Instructions for the task: Transcribe the material in full. Nothing should differ except that the pictures are left out.

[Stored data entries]
------------------------------

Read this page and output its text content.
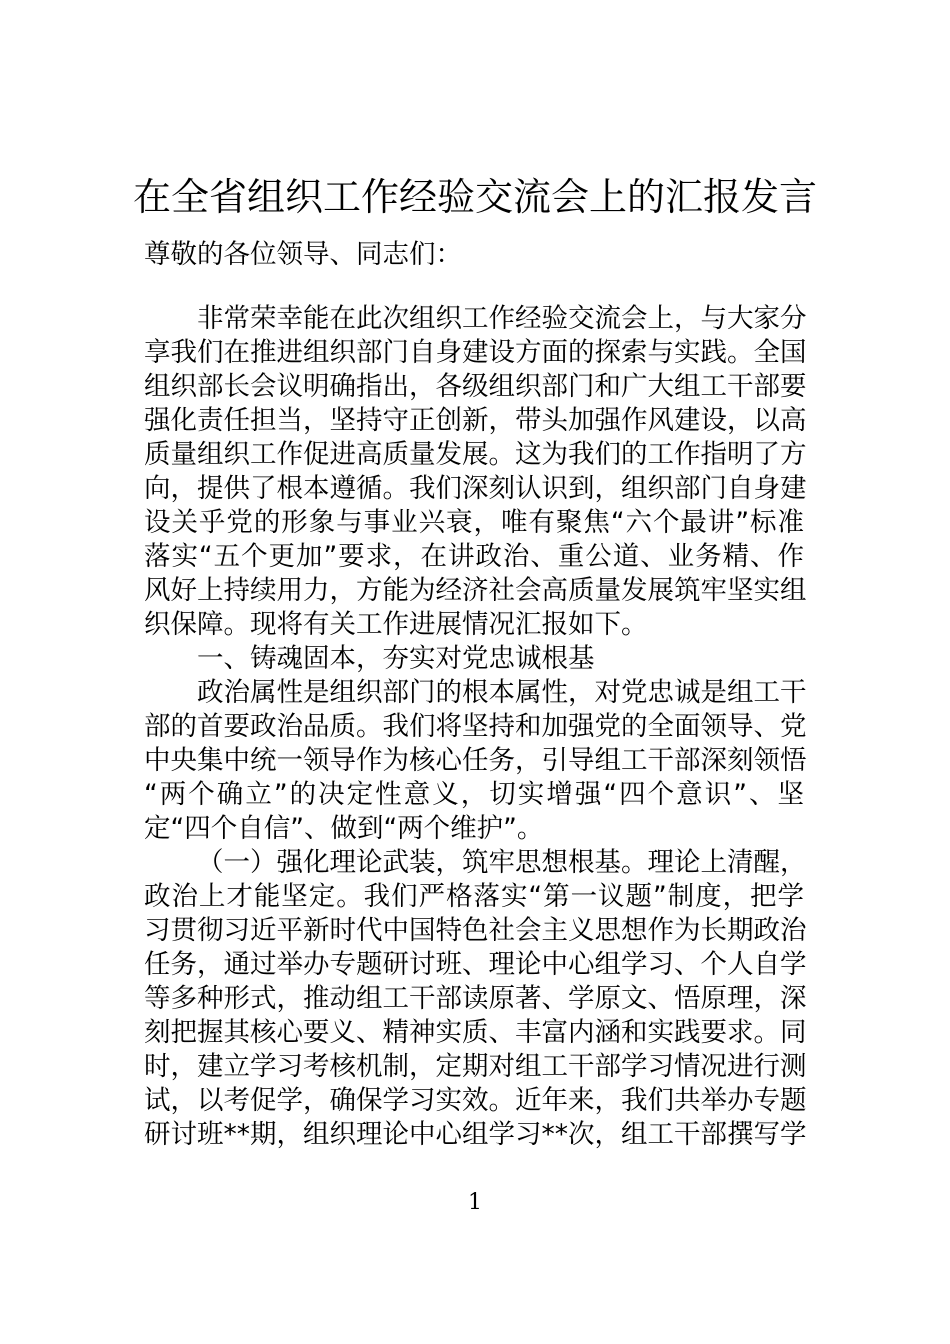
在全省组织工作经验交流会上的汇报发言
尊敬的各位领导、同志们：
非常荣幸能在此次组织工作经验交流会上，与大家分
享我们在推进组织部门自身建设方面的探索与实践。全国
组织部长会议明确指出，各级组织部门和广大组工干部要
强化责任担当，坚持守正创新，带头加强作风建设，以高
质量组织工作促进高质量发展。这为我们的工作指明了方
向，提供了根本遵循。我们深刻认识到，组织部门自身建
设关乎党的形象与事业兴衰，唯有聚焦“六个最讲”标准
落实“五个更加”要求，在讲政治、重公道、业务精、作
风好上持续用力，方能为经济社会高质量发展筑牢坚实组
织保障。现将有关工作进展情况汇报如下。
一、铸魂固本，夯实对党忠诚根基
政治属性是组织部门的根本属性，对党忠诚是组工干
部的首要政治品质。我们将坚持和加强党的全面领导、党
中央集中统一领导作为核心任务，引导组工干部深刻领悟
“两个确立”的决定性意义，切实增强“四个意识”、坚
定“四个自信”、做到“两个维护”。
（一）强化理论武装，筑牢思想根基。理论上清醒，
政治上才能坚定。我们严格落实“第一议题”制度，把学
习贯彻习近平新时代中国特色社会主义思想作为长期政治
任务，通过举办专题研讨班、理论中心组学习、个人自学
等多种形式，推动组工干部读原著、学原文、悟原理，深
刻把握其核心要义、精神实质、丰富内涵和实践要求。同
时，建立学习考核机制，定期对组工干部学习情况进行测
试，以考促学，确保学习实效。近年来，我们共举办专题
研讨班**期，组织理论中心组学习**次，组工干部撰写学
1
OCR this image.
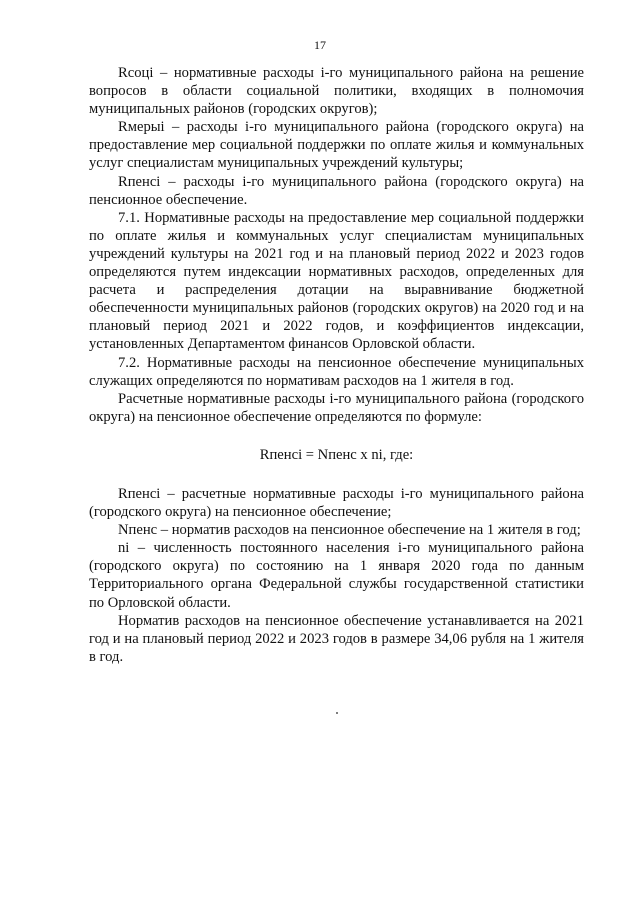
17

Rсоцi – нормативные расходы i-го муниципального района на решение вопросов в области социальной политики, входящих в полномочия муниципальных районов (городских округов);

Rмерыi – расходы i-го муниципального района (городского округа) на предоставление мер социальной поддержки по оплате жилья и коммунальных услуг специалистам муниципальных учреждений культуры;

Rпенсi – расходы i-го муниципального района (городского округа) на пенсионное обеспечение.

7.1. Нормативные расходы на предоставление мер социальной поддержки по оплате жилья и коммунальных услуг специалистам муниципальных учреждений культуры на 2021 год и на плановый период 2022 и 2023 годов определяются путем индексации нормативных расходов, определенных для расчета и распределения дотации на выравнивание бюджетной обеспеченности муниципальных районов (городских округов) на 2020 год и на плановый период 2021 и 2022 годов, и коэффициентов индексации, установленных Департаментом финансов Орловской области.

7.2. Нормативные расходы на пенсионное обеспечение муниципальных служащих определяются по нормативам расходов на 1 жителя в год.

Расчетные нормативные расходы i-го муниципального района (городского округа) на пенсионное обеспечение определяются по формуле:

Rпенсi = Nпенс x ni, где:

Rпенсi – расчетные нормативные расходы i-го муниципального района (городского округа) на пенсионное обеспечение;

Nпенс – норматив расходов на пенсионное обеспечение на 1 жителя в год;

ni – численность постоянного населения i-го муниципального района (городского округа) по состоянию на 1 января 2020 года по данным Территориального органа Федеральной службы государственной статистики по Орловской области.

Норматив расходов на пенсионное обеспечение устанавливается на 2021 год и на плановый период 2022 и 2023 годов в размере 34,06 рубля на 1 жителя в год.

------------------------------

Answer to the problem:
Read this page and output its text content.
在全省组织工作经验交流会上的汇报发言
尊敬的各位领导、同志们：
非常荣幸能在此次组织工作经验交流会上，与大家分
享我们在推进组织部门自身建设方面的探索与实践。全国
组织部长会议明确指出，各级组织部门和广大组工干部要
强化责任担当，坚持守正创新，带头加强作风建设，以高
质量组织工作促进高质量发展。这为我们的工作指明了方
向，提供了根本遵循。我们深刻认识到，组织部门自身建
设关乎党的形象与事业兴衰，唯有聚焦“六个最讲”标准
落实“五个更加”要求，在讲政治、重公道、业务精、作
风好上持续用力，方能为经济社会高质量发展筑牢坚实组
织保障。现将有关工作进展情况汇报如下。
一、铸魂固本，夯实对党忠诚根基
政治属性是组织部门的根本属性，对党忠诚是组工干
部的首要政治品质。我们将坚持和加强党的全面领导、党
中央集中统一领导作为核心任务，引导组工干部深刻领悟
“两个确立”的决定性意义，切实增强“四个意识”、坚
定“四个自信”、做到“两个维护”。
（一）强化理论武装，筑牢思想根基。理论上清醒，
政治上才能坚定。我们严格落实“第一议题”制度，把学
习贯彻习近平新时代中国特色社会主义思想作为长期政治
任务，通过举办专题研讨班、理论中心组学习、个人自学
等多种形式，推动组工干部读原著、学原文、悟原理，深
刻把握其核心要义、精神实质、丰富内涵和实践要求。同
时，建立学习考核机制，定期对组工干部学习情况进行测
试，以考促学，确保学习实效。近年来，我们共举办专题
研讨班**期，组织理论中心组学习**次，组工干部撰写学
1
OCR this image.
17

Rсоцi – нормативные расходы i-го муниципального района на решение вопросов в области социальной политики, входящих в полномочия муниципальных районов (городских округов);

Rмерыi – расходы i-го муниципального района (городского округа) на предоставление мер социальной поддержки по оплате жилья и коммунальных услуг специалистам муниципальных учреждений культуры;

Rпенсi – расходы i-го муниципального района (городского округа) на пенсионное обеспечение.

7.1. Нормативные расходы на предоставление мер социальной поддержки по оплате жилья и коммунальных услуг специалистам муниципальных учреждений культуры на 2021 год и на плановый период 2022 и 2023 годов определяются путем индексации нормативных расходов, определенных для расчета и распределения дотации на выравнивание бюджетной обеспеченности муниципальных районов (городских округов) на 2020 год и на плановый период 2021 и 2022 годов, и коэффициентов индексации, установленных Департаментом финансов Орловской области.

7.2. Нормативные расходы на пенсионное обеспечение муниципальных служащих определяются по нормативам расходов на 1 жителя в год.

Расчетные нормативные расходы i-го муниципального района (городского округа) на пенсионное обеспечение определяются по формуле:

Rпенсi = Nпенс x ni, где:

Rпенсi – расчетные нормативные расходы i-го муниципального района (городского округа) на пенсионное обеспечение;

Nпенс – норматив расходов на пенсионное обеспечение на 1 жителя в год;

ni – численность постоянного населения i-го муниципального района (городского округа) по состоянию на 1 января 2020 года по данным Территориального органа Федеральной службы государственной статистики по Орловской области.

Норматив расходов на пенсионное обеспечение устанавливается на 2021 год и на плановый период 2022 и 2023 годов в размере 34,06 рубля на 1 жителя в год.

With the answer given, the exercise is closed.